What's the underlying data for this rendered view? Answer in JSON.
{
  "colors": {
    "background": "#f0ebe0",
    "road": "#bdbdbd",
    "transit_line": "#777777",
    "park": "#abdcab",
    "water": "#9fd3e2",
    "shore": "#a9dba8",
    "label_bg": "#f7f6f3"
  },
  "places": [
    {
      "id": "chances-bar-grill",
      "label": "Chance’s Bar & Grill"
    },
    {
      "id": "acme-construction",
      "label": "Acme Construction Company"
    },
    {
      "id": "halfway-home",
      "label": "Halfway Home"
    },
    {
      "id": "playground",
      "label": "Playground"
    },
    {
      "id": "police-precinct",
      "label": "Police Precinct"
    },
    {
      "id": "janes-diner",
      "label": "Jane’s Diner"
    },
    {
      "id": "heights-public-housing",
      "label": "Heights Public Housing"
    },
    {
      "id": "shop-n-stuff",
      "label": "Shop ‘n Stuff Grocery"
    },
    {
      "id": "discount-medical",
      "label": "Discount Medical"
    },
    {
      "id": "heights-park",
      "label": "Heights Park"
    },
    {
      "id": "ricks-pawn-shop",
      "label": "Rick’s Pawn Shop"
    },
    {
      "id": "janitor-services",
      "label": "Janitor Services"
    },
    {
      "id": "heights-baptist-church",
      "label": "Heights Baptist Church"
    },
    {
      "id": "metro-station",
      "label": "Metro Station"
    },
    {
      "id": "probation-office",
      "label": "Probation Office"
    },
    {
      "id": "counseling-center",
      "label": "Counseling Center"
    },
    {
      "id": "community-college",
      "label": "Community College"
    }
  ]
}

----------

**JOB**.
Repeat the data precisely, reproducing every entry.

**EXERCISE OUTPUT**.
What's the underlying data for this rendered view? Answer in JSON.
{
  "colors": {
    "background": "#f0ebe0",
    "road": "#bdbdbd",
    "transit_line": "#777777",
    "park": "#abdcab",
    "water": "#9fd3e2",
    "shore": "#a9dba8",
    "label_bg": "#f7f6f3"
  },
  "places": [
    {
      "id": "chances-bar-grill",
      "label": "Chance’s Bar & Grill"
    },
    {
      "id": "acme-construction",
      "label": "Acme Construction Company"
    },
    {
      "id": "halfway-home",
      "label": "Halfway Home"
    },
    {
      "id": "playground",
      "label": "Playground"
    },
    {
      "id": "police-precinct",
      "label": "Police Precinct"
    },
    {
      "id": "janes-diner",
      "label": "Jane’s Diner"
    },
    {
      "id": "heights-public-housing",
      "label": "Heights Public Housing"
    },
    {
      "id": "shop-n-stuff",
      "label": "Shop ‘n Stuff Grocery"
    },
    {
      "id": "discount-medical",
      "label": "Discount Medical"
    },
    {
      "id": "heights-park",
      "label": "Heights Park"
    },
    {
      "id": "ricks-pawn-shop",
      "label": "Rick’s Pawn Shop"
    },
    {
      "id": "janitor-services",
      "label": "Janitor Services"
    },
    {
      "id": "heights-baptist-church",
      "label": "Heights Baptist Church"
    },
    {
      "id": "metro-station",
      "label": "Metro Station"
    },
    {
      "id": "probation-office",
      "label": "Probation Office"
    },
    {
      "id": "counseling-center",
      "label": "Counseling Center"
    },
    {
      "id": "community-college",
      "label": "Community College"
    }
  ]
}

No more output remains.